WHAT IS ASKED
Below is a forum thread about priority lists. Say whether each statement agrees with the thread, answering yes or no and quoting the thread's deciding words exactly: 1. The opening poster ranks himself third on his own list. 2. The opening poster says his wife ranks house chores last on her list. 3. The reply from treyvion asks the opening poster where he stands in his own priority list.

SELECTION
- - -
# Where do I stand in her priority list



## joshbjoshb (Jul 11, 2011)

So, tonight it hit me.

This is MY priority list and how I take care of things

* My children
* My wife
* Myself
* House chores 

This is HER priority list:

* House chores
* Children
* Self
* Me.

Most days, since she has so much to take care of before even my name is coming up, she simply does NOTHING for me.

Not trying to make me feel good. Not thinking how I feel. Not making me dinners that I like.

While I work and have to spend a great deal of energy for working, I still have some left at the end, so I am left with giving my children a lot of attention, and trying to give her also some, but get almost nothing in return.

Where do you stand in your spouse priority list?


----------



## treyvion (Apr 29, 2013)

joshbjoshb said:


> So, tonight it hit me.
> 
> This is MY priority list and how I take care of things
> 
> ...


Where do you stand in YOUR priority list?
_Posted via Mobile Device_


----------



## joshbjoshb (Jul 11, 2011)

treyvion said:


> Where do you stand in YOUR priority list?
> _Posted via Mobile Device_




As I wrote, I put myself third after children and wife. Not because I am not deserving, but because their welfare is very important to me and my needs aren't as much.
- - -
ROWS
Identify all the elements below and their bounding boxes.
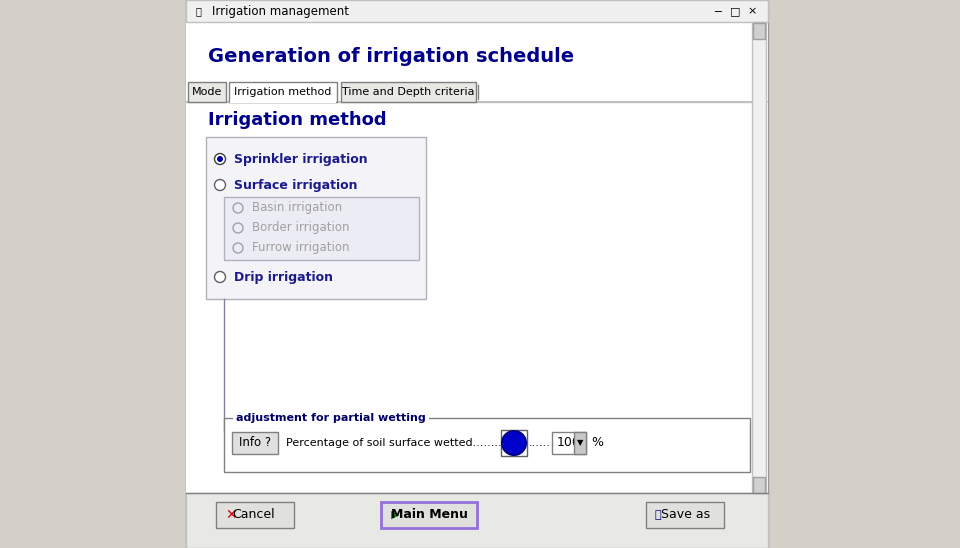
Bar	[753, 477, 765, 493]
Bar	[381, 502, 477, 528]
Text: Time and Depth criteria: Time and Depth criteria	[343, 87, 475, 97]
Bar	[188, 82, 226, 102]
Text: ......: ......	[529, 438, 551, 448]
Text: Main Menu: Main Menu	[391, 509, 468, 522]
Text: %: %	[591, 437, 603, 449]
Bar	[501, 430, 527, 456]
Bar	[186, 0, 768, 22]
Circle shape	[217, 156, 223, 162]
Text: ✕: ✕	[226, 508, 237, 522]
Bar	[186, 493, 768, 548]
Bar	[341, 82, 476, 102]
Circle shape	[233, 243, 243, 253]
Text: ─: ─	[714, 6, 721, 16]
Text: □: □	[730, 6, 740, 16]
Circle shape	[214, 153, 226, 164]
Bar	[224, 418, 750, 472]
Text: 100: 100	[557, 437, 581, 449]
Text: Basin irrigation: Basin irrigation	[252, 202, 342, 214]
Text: Border irrigation: Border irrigation	[252, 221, 349, 235]
Text: Cancel: Cancel	[232, 509, 276, 522]
Text: 🌊: 🌊	[196, 6, 202, 16]
Bar	[186, 0, 768, 548]
Circle shape	[233, 223, 243, 233]
Circle shape	[214, 271, 226, 283]
Bar	[230, 101, 336, 103]
Text: Drip irrigation: Drip irrigation	[234, 271, 333, 283]
Text: Irrigation method: Irrigation method	[234, 87, 332, 97]
Text: Irrigation management: Irrigation management	[212, 4, 349, 18]
Bar	[186, 101, 768, 102]
Circle shape	[233, 203, 243, 213]
Circle shape	[502, 431, 526, 455]
Text: 💾: 💾	[655, 510, 661, 520]
Text: Percentage of soil surface wetted............: Percentage of soil surface wetted.......…	[286, 438, 516, 448]
Text: Irrigation method: Irrigation method	[208, 111, 387, 129]
Text: Sprinkler irrigation: Sprinkler irrigation	[234, 152, 368, 165]
Text: Generation of irrigation schedule: Generation of irrigation schedule	[208, 48, 574, 66]
Text: Surface irrigation: Surface irrigation	[234, 179, 357, 191]
Text: ▼: ▼	[577, 438, 584, 448]
Bar	[232, 432, 278, 454]
Bar	[206, 137, 426, 299]
Text: Furrow irrigation: Furrow irrigation	[252, 242, 349, 254]
Bar	[752, 22, 766, 495]
Text: Mode: Mode	[192, 87, 222, 97]
Bar	[186, 22, 768, 548]
Text: ×: ×	[747, 6, 756, 16]
Bar	[574, 432, 586, 454]
Bar	[229, 82, 337, 102]
Text: ▶: ▶	[391, 510, 399, 520]
Bar	[552, 432, 586, 454]
Text: Save as: Save as	[661, 509, 710, 522]
Text: Info ?: Info ?	[239, 437, 271, 449]
Text: adjustment for partial wetting: adjustment for partial wetting	[236, 413, 425, 423]
Bar	[216, 502, 294, 528]
Bar	[753, 23, 765, 39]
Circle shape	[214, 180, 226, 191]
Bar	[646, 502, 724, 528]
Bar	[224, 197, 419, 260]
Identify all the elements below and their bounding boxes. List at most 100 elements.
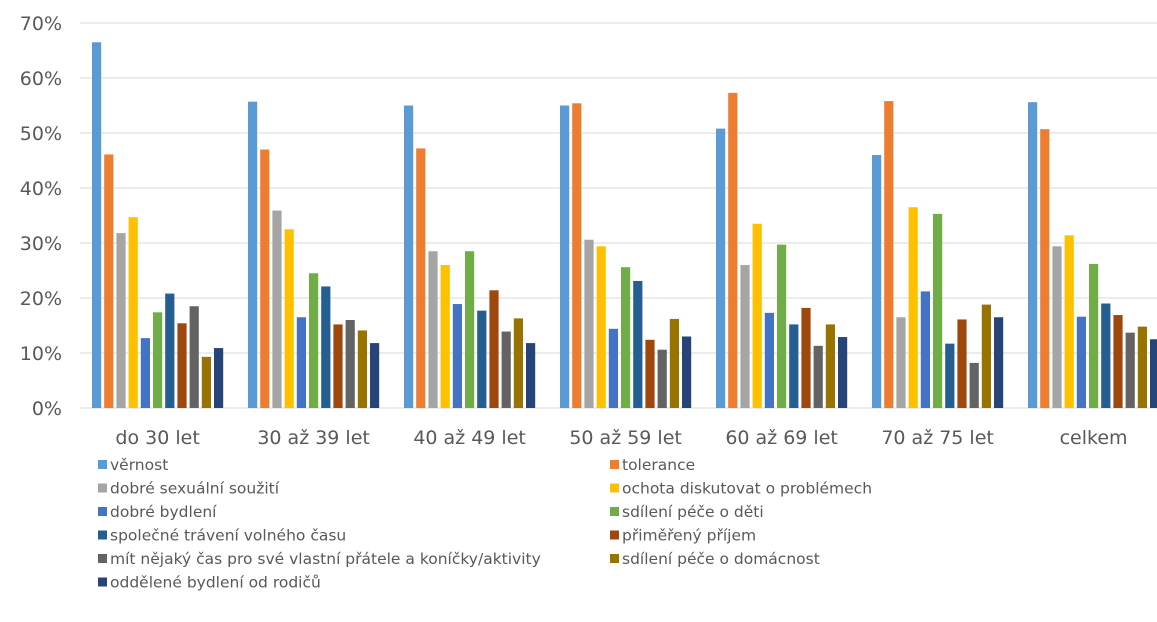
bar	[872, 155, 882, 408]
bar	[92, 42, 102, 408]
bar	[416, 148, 426, 408]
bar	[945, 343, 955, 408]
bar	[1052, 246, 1062, 408]
bar	[128, 217, 138, 408]
bar	[404, 105, 414, 408]
bar	[501, 331, 511, 408]
bar	[1137, 326, 1147, 408]
bar	[428, 251, 438, 408]
y-tick-label: 30%	[20, 233, 62, 255]
bar	[1064, 235, 1074, 408]
bar	[1028, 102, 1038, 408]
bar	[140, 338, 150, 408]
bar	[1150, 339, 1157, 408]
bar	[440, 265, 450, 408]
bar	[716, 128, 726, 408]
x-category-label: 40 až 49 let	[413, 427, 526, 449]
legend-swatch	[610, 507, 619, 516]
bar	[104, 154, 114, 408]
bar	[969, 362, 979, 408]
bar	[321, 286, 331, 408]
bar	[284, 229, 294, 408]
bar	[933, 213, 943, 408]
bar	[214, 348, 224, 408]
bar	[333, 324, 343, 408]
legend-label: přiměřený příjem	[622, 527, 756, 545]
bar	[645, 339, 655, 408]
bar	[248, 101, 258, 409]
bar	[1113, 315, 1123, 408]
bar	[452, 304, 462, 408]
bar	[608, 328, 618, 408]
legend-label: tolerance	[622, 456, 695, 474]
bar	[272, 210, 282, 408]
bar	[165, 293, 175, 408]
bar	[357, 330, 367, 408]
bar	[896, 317, 906, 408]
bar	[657, 349, 667, 408]
bar	[526, 343, 536, 408]
gridlines	[80, 22, 1157, 409]
legend-label: věrnost	[110, 456, 168, 474]
legend-swatch	[98, 577, 107, 587]
y-tick-label: 50%	[20, 123, 62, 145]
bar	[752, 223, 762, 408]
bar	[1125, 332, 1135, 408]
bar	[572, 103, 582, 409]
bar	[682, 336, 692, 408]
legend-label: sdílení péče o děti	[622, 503, 764, 521]
bar	[1040, 129, 1050, 408]
legend-label: dobré bydlení	[110, 503, 217, 521]
x-category-label: 30 až 39 let	[257, 427, 370, 449]
bar	[957, 319, 967, 408]
y-tick-label: 20%	[20, 288, 62, 310]
y-tick-label: 0%	[32, 398, 62, 420]
bar	[584, 239, 594, 408]
bar	[477, 310, 487, 408]
legend-swatch	[610, 530, 619, 540]
y-axis-ticks: 0% 10% 20% 30% 40% 50% 60% 70%	[20, 13, 62, 420]
bar	[633, 280, 643, 408]
legend-label: ochota diskutovat o problémech	[622, 480, 872, 498]
bar	[370, 343, 380, 408]
legend-swatch	[98, 483, 107, 493]
legend-label: sdílení péče o domácnost	[622, 550, 820, 568]
bar	[920, 291, 930, 408]
bar	[994, 317, 1004, 408]
legend-swatch	[610, 554, 619, 563]
bar	[621, 267, 631, 408]
x-category-label: celkem	[1060, 427, 1128, 449]
bar	[489, 290, 499, 408]
x-category-label: 60 až 69 let	[725, 427, 838, 449]
legend-label: společné trávení volného času	[110, 527, 346, 545]
legend-swatch	[98, 460, 107, 469]
legend-swatch	[98, 554, 107, 563]
y-tick-label: 10%	[20, 343, 62, 365]
legend-label: oddělené bydlení od rodičů	[110, 574, 321, 592]
bar	[345, 320, 355, 408]
bar	[908, 207, 918, 408]
bar	[838, 337, 848, 408]
bar	[789, 324, 799, 408]
legend-swatch	[98, 530, 107, 540]
legend-label: dobré sexuální soužití	[110, 480, 280, 498]
bar	[153, 312, 163, 408]
bar	[1089, 263, 1099, 408]
bar	[177, 323, 187, 408]
bar	[981, 304, 991, 408]
bars	[92, 42, 1157, 409]
bar	[1101, 303, 1111, 408]
bar	[260, 149, 270, 408]
bar	[777, 244, 787, 408]
legend: věrnost tolerance dobré sexuální soužití oc…	[98, 456, 872, 592]
bar	[1076, 316, 1086, 408]
bar	[189, 306, 199, 408]
bar	[296, 317, 306, 408]
bar	[813, 345, 823, 408]
bar	[513, 318, 523, 408]
legend-swatch	[98, 507, 107, 516]
legend-swatch	[610, 483, 619, 493]
bar	[596, 246, 606, 408]
y-tick-label: 40%	[20, 178, 62, 200]
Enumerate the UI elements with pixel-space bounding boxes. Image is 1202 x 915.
- - -
REPLY TO THE EXERCISE
1. Yes: "As I wrote, I put myself third after children and wife."
2. No: her list begins with "House chores," and it ends with "Me."
3. Yes: "Where do you stand in YOUR priority list?"